#### [Exercise brief]
Gather all lines in the entries that include the word "this".

-------- Task input --------

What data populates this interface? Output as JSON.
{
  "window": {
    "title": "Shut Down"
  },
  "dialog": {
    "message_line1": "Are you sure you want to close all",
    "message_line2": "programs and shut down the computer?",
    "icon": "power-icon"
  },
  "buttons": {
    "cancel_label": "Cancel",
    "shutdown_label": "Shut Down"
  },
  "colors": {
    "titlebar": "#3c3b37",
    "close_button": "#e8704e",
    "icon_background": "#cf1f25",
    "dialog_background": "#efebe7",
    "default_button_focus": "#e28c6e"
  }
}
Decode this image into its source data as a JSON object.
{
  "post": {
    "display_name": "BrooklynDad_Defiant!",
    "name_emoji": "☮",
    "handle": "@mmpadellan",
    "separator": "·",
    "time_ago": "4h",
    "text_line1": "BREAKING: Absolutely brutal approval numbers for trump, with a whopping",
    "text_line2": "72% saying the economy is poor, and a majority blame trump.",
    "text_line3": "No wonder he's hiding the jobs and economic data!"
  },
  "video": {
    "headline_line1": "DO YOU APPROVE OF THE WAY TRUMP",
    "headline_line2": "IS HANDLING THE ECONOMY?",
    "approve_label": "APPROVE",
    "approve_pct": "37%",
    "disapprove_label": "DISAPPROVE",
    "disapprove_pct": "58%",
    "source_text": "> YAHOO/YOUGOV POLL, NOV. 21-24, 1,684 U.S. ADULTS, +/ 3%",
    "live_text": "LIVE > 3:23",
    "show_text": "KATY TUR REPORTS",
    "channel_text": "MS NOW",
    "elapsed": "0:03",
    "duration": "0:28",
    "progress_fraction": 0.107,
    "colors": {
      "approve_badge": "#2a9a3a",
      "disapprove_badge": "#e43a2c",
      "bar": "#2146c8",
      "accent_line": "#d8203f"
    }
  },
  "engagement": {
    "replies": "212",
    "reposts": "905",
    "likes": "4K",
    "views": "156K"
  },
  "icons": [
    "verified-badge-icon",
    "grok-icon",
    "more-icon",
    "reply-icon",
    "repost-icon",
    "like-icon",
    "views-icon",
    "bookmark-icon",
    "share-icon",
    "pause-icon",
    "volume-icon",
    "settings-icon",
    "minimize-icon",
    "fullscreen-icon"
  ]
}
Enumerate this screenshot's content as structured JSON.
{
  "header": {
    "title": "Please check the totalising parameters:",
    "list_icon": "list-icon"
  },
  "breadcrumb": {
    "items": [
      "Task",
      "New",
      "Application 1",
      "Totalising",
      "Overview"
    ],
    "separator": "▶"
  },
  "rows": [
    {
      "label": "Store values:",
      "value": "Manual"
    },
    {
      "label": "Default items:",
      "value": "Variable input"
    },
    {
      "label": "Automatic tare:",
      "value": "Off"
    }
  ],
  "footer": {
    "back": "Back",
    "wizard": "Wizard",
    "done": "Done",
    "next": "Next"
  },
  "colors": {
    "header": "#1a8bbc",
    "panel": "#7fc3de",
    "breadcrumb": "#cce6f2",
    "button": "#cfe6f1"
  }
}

--------
-------- Task input --------

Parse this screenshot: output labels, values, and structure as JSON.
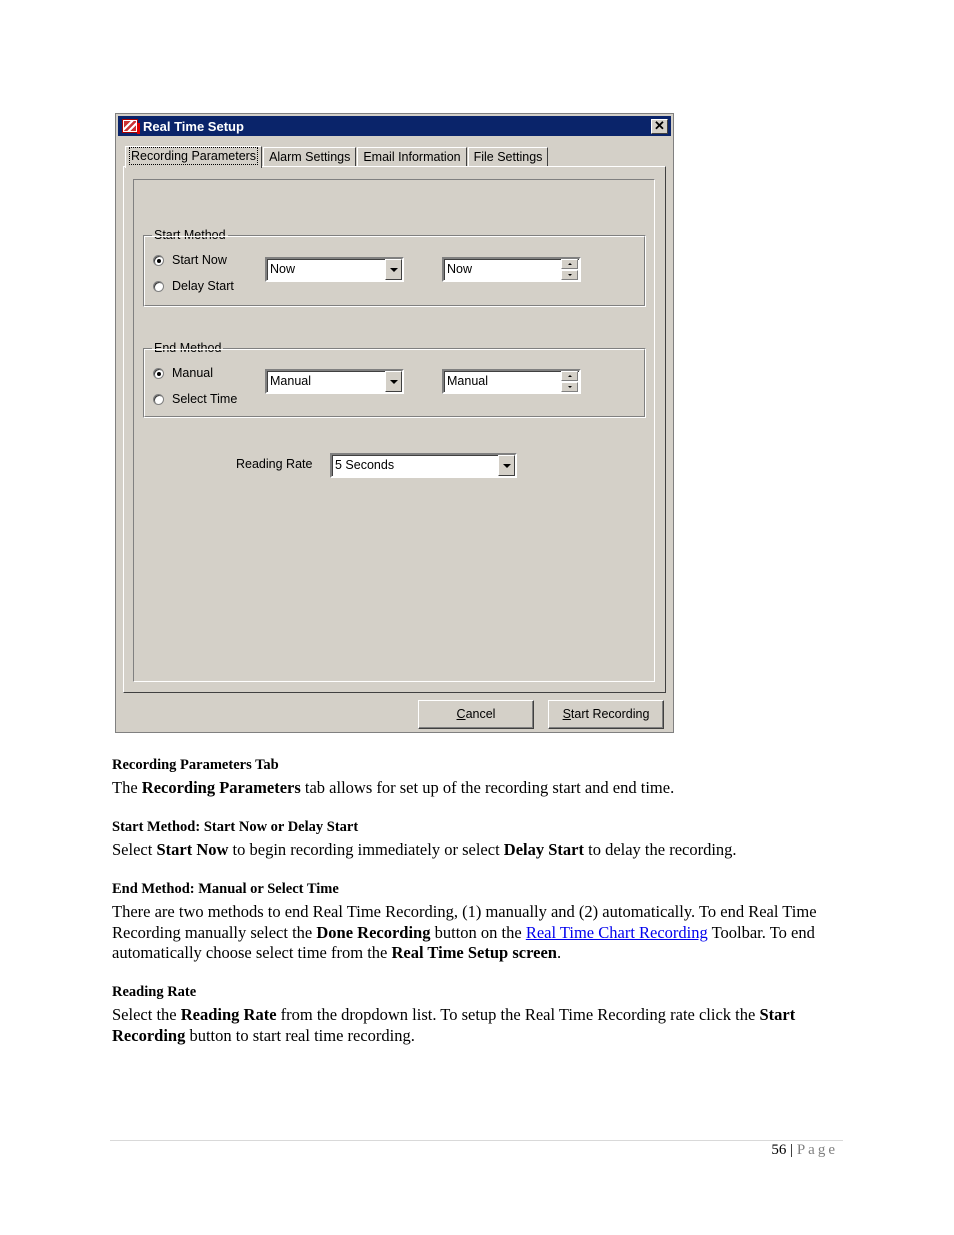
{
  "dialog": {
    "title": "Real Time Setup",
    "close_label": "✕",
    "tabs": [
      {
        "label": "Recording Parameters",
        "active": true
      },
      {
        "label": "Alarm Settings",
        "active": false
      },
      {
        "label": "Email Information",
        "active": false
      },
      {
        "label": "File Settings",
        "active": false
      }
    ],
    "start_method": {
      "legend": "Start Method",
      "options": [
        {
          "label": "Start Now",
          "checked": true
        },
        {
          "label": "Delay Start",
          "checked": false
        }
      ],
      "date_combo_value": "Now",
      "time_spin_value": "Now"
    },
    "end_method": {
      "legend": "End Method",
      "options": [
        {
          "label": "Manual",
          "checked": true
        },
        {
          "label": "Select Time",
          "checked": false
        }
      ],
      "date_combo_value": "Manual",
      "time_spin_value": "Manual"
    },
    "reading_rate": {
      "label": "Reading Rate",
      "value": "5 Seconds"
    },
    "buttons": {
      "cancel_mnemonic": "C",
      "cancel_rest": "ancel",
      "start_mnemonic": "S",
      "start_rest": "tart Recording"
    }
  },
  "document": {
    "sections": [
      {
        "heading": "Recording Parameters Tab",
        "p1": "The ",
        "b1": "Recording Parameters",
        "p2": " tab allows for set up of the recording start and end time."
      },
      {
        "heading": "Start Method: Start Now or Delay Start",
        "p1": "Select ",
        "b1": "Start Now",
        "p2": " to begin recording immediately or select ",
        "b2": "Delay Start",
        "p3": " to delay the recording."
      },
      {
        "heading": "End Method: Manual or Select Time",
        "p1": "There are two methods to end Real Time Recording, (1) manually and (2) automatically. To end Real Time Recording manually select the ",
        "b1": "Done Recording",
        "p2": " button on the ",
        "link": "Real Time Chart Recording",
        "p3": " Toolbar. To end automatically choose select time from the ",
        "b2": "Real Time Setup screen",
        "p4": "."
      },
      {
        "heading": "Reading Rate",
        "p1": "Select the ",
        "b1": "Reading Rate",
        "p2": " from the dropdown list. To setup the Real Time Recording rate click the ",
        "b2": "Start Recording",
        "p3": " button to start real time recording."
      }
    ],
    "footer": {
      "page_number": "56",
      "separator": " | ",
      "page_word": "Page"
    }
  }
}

--------

#### [Correct output]
What data populates this interface? Output as JSON.
Decode this image into its source data as a JSON object.
Enumerate this screenshot's content as structured JSON.
Parse this screenshot: output labels, values, and structure as JSON.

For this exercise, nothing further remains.